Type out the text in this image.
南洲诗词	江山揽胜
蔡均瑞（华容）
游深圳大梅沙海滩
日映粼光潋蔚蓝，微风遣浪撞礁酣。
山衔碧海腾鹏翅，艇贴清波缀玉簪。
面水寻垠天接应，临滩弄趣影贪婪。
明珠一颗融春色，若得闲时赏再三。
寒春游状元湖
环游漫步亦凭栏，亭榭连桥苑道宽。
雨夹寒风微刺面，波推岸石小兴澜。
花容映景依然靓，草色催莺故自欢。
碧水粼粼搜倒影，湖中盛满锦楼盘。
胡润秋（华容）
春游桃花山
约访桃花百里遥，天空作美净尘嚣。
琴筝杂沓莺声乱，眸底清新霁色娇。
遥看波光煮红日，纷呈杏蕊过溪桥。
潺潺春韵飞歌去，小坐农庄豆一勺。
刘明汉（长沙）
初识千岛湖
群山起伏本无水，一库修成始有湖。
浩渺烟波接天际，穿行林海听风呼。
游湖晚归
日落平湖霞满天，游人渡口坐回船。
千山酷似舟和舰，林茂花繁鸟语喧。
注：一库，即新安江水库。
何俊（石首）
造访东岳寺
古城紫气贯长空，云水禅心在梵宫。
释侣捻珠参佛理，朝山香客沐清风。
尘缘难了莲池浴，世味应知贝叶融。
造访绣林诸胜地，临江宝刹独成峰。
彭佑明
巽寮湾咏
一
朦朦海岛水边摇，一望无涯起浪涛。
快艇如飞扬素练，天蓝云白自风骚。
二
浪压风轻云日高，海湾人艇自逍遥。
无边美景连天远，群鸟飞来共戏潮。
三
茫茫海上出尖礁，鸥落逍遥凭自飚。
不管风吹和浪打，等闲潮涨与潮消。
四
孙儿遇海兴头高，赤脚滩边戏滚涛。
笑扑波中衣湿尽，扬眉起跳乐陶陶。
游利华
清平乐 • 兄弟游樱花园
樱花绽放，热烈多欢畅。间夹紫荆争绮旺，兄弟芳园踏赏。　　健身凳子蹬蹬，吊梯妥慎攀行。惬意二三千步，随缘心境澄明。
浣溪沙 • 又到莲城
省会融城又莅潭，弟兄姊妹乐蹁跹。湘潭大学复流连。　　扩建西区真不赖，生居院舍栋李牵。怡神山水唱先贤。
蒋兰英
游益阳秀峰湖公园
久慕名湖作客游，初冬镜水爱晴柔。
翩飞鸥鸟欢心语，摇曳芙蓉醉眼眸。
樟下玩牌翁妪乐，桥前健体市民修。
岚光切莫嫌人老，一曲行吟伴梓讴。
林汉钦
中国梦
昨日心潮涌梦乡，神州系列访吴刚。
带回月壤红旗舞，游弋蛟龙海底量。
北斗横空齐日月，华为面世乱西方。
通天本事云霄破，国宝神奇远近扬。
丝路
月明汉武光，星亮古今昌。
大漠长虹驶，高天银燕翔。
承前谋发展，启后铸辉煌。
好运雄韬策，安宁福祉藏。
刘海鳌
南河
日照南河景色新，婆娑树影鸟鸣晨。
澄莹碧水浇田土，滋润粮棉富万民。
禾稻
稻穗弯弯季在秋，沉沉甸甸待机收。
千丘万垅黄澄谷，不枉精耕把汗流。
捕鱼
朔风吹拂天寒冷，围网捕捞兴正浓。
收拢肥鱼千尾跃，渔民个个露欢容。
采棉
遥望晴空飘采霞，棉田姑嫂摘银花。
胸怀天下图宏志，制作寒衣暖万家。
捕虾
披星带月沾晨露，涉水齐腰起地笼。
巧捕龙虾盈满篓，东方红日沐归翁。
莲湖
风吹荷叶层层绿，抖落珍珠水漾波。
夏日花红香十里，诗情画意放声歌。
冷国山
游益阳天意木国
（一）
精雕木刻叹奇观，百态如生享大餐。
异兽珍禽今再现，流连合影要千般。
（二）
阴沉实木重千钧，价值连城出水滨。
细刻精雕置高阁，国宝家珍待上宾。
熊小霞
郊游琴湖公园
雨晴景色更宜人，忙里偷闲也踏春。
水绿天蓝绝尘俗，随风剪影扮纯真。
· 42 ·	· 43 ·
________
Print the whole listing again, exactly.

Type out the text in this image.
南洲诗词	江山揽胜
蔡均瑞（华容）
游深圳大梅沙海滩
日映粼光潋蔚蓝，微风遣浪撞礁酣。
山衔碧海腾鹏翅，艇贴清波缀玉簪。
面水寻垠天接应，临滩弄趣影贪婪。
明珠一颗融春色，若得闲时赏再三。
寒春游状元湖
环游漫步亦凭栏，亭榭连桥苑道宽。
雨夹寒风微刺面，波推岸石小兴澜。
花容映景依然靓，草色催莺故自欢。
碧水粼粼搜倒影，湖中盛满锦楼盘。
胡润秋（华容）
春游桃花山
约访桃花百里遥，天空作美净尘嚣。
琴筝杂沓莺声乱，眸底清新霁色娇。
遥看波光煮红日，纷呈杏蕊过溪桥。
潺潺春韵飞歌去，小坐农庄豆一勺。
刘明汉（长沙）
初识千岛湖
群山起伏本无水，一库修成始有湖。
浩渺烟波接天际，穿行林海听风呼。
游湖晚归
日落平湖霞满天，游人渡口坐回船。
千山酷似舟和舰，林茂花繁鸟语喧。
注：一库，即新安江水库。
何俊（石首）
造访东岳寺
古城紫气贯长空，云水禅心在梵宫。
释侣捻珠参佛理，朝山香客沐清风。
尘缘难了莲池浴，世味应知贝叶融。
造访绣林诸胜地，临江宝刹独成峰。
彭佑明
巽寮湾咏
一
朦朦海岛水边摇，一望无涯起浪涛。
快艇如飞扬素练，天蓝云白自风骚。
二
浪压风轻云日高，海湾人艇自逍遥。
无边美景连天远，群鸟飞来共戏潮。
三
茫茫海上出尖礁，鸥落逍遥凭自飚。
不管风吹和浪打，等闲潮涨与潮消。
四
孙儿遇海兴头高，赤脚滩边戏滚涛。
笑扑波中衣湿尽，扬眉起跳乐陶陶。
游利华
清平乐 • 兄弟游樱花园
樱花绽放，热烈多欢畅。间夹紫荆争绮旺，兄弟芳园踏赏。　　健身凳子蹬蹬，吊梯妥慎攀行。惬意二三千步，随缘心境澄明。
浣溪沙 • 又到莲城
省会融城又莅潭，弟兄姊妹乐蹁跹。湘潭大学复流连。　　扩建西区真不赖，生居院舍栋李牵。怡神山水唱先贤。
蒋兰英
游益阳秀峰湖公园
久慕名湖作客游，初冬镜水爱晴柔。
翩飞鸥鸟欢心语，摇曳芙蓉醉眼眸。
樟下玩牌翁妪乐，桥前健体市民修。
岚光切莫嫌人老，一曲行吟伴梓讴。
林汉钦
中国梦
昨日心潮涌梦乡，神州系列访吴刚。
带回月壤红旗舞，游弋蛟龙海底量。
北斗横空齐日月，华为面世乱西方。
通天本事云霄破，国宝神奇远近扬。
丝路
月明汉武光，星亮古今昌。
大漠长虹驶，高天银燕翔。
承前谋发展，启后铸辉煌。
好运雄韬策，安宁福祉藏。
刘海鳌
南河
日照南河景色新，婆娑树影鸟鸣晨。
澄莹碧水浇田土，滋润粮棉富万民。
禾稻
稻穗弯弯季在秋，沉沉甸甸待机收。
千丘万垅黄澄谷，不枉精耕把汗流。
捕鱼
朔风吹拂天寒冷，围网捕捞兴正浓。
收拢肥鱼千尾跃，渔民个个露欢容。
采棉
遥望晴空飘采霞，棉田姑嫂摘银花。
胸怀天下图宏志，制作寒衣暖万家。
捕虾
披星带月沾晨露，涉水齐腰起地笼。
巧捕龙虾盈满篓，东方红日沐归翁。
莲湖
风吹荷叶层层绿，抖落珍珠水漾波。
夏日花红香十里，诗情画意放声歌。
冷国山
游益阳天意木国
（一）
精雕木刻叹奇观，百态如生享大餐。
异兽珍禽今再现，流连合影要千般。
（二）
阴沉实木重千钧，价值连城出水滨。
细刻精雕置高阁，国宝家珍待上宾。
熊小霞
郊游琴湖公园
雨晴景色更宜人，忙里偷闲也踏春。
水绿天蓝绝尘俗，随风剪影扮纯真。
· 42 ·	· 43 ·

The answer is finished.